- Task to complete -
Collect all the lines that mention the word "value".

[Some records]

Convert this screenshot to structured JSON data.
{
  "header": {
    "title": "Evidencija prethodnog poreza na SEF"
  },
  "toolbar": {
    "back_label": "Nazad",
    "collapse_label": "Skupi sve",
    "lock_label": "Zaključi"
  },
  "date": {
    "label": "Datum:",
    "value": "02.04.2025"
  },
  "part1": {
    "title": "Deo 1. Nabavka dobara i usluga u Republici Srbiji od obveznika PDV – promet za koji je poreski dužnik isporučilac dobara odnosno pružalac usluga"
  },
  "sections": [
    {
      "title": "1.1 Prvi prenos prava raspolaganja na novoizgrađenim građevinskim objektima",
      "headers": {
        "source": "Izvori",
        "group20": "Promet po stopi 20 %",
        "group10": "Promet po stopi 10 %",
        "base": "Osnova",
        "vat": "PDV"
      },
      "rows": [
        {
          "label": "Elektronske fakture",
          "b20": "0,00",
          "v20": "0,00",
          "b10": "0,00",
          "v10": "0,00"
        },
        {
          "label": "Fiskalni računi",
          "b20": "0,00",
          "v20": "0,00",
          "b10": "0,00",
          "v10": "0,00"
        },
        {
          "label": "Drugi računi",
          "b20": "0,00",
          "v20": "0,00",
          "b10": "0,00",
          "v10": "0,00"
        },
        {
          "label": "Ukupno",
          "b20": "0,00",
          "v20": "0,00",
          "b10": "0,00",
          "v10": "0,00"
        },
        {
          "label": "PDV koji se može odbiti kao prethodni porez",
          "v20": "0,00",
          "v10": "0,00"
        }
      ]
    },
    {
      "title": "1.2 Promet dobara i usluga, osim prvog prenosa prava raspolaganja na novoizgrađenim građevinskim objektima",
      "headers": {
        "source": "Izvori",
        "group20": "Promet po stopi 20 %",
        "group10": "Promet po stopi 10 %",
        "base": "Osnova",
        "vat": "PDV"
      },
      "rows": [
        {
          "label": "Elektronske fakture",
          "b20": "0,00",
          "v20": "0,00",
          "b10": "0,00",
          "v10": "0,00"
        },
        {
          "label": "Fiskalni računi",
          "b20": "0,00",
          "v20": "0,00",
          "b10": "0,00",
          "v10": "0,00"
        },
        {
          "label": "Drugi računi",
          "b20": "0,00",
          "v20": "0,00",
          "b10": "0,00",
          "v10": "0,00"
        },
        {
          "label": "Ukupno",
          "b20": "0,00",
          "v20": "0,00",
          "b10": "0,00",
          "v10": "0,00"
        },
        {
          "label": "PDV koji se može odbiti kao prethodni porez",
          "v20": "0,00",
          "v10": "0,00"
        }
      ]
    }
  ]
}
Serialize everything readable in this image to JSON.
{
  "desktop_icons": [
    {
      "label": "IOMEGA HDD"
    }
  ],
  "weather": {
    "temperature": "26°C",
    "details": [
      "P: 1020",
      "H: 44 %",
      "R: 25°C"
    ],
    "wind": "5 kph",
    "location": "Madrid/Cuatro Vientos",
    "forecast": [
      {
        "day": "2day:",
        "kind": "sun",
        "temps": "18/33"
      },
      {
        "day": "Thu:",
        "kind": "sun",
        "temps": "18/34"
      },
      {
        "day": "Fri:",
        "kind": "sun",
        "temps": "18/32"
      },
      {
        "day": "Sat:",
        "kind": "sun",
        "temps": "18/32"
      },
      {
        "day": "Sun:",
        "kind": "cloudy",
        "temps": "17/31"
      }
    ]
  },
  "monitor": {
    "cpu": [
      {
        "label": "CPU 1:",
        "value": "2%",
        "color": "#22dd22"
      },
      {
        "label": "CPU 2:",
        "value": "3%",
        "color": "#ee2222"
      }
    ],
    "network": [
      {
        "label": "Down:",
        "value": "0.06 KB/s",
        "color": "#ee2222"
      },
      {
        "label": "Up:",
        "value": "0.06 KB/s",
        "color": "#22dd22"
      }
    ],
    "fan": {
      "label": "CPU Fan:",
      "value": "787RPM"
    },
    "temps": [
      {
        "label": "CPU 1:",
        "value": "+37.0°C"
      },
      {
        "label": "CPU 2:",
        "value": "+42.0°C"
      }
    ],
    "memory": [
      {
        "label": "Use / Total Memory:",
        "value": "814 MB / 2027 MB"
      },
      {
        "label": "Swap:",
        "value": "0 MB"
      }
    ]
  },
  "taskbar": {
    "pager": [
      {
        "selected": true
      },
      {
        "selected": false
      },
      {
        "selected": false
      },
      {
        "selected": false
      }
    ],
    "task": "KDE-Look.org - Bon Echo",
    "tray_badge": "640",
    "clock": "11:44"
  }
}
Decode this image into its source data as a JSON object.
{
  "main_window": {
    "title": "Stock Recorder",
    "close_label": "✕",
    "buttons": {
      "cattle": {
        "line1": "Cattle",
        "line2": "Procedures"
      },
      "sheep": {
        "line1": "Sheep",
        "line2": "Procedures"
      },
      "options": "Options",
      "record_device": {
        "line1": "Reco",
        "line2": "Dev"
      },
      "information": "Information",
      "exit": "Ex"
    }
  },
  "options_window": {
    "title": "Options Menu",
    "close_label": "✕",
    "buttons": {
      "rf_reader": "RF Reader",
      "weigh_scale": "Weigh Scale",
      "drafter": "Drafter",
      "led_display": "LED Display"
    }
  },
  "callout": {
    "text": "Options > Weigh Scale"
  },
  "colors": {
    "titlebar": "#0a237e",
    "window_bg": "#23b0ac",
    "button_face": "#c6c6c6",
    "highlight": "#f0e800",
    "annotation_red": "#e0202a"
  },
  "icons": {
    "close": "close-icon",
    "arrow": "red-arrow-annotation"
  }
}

- Full answer -
    "value": "02.04.2025"
        "value": "2%",
        "value": "3%",
        "value": "0.06 KB/s",
        "value": "0.06 KB/s",
      "value": "787RPM"
        "value": "+37.0°C"
        "value": "+42.0°C"
        "value": "814 MB / 2027 MB"
        "value": "0 MB"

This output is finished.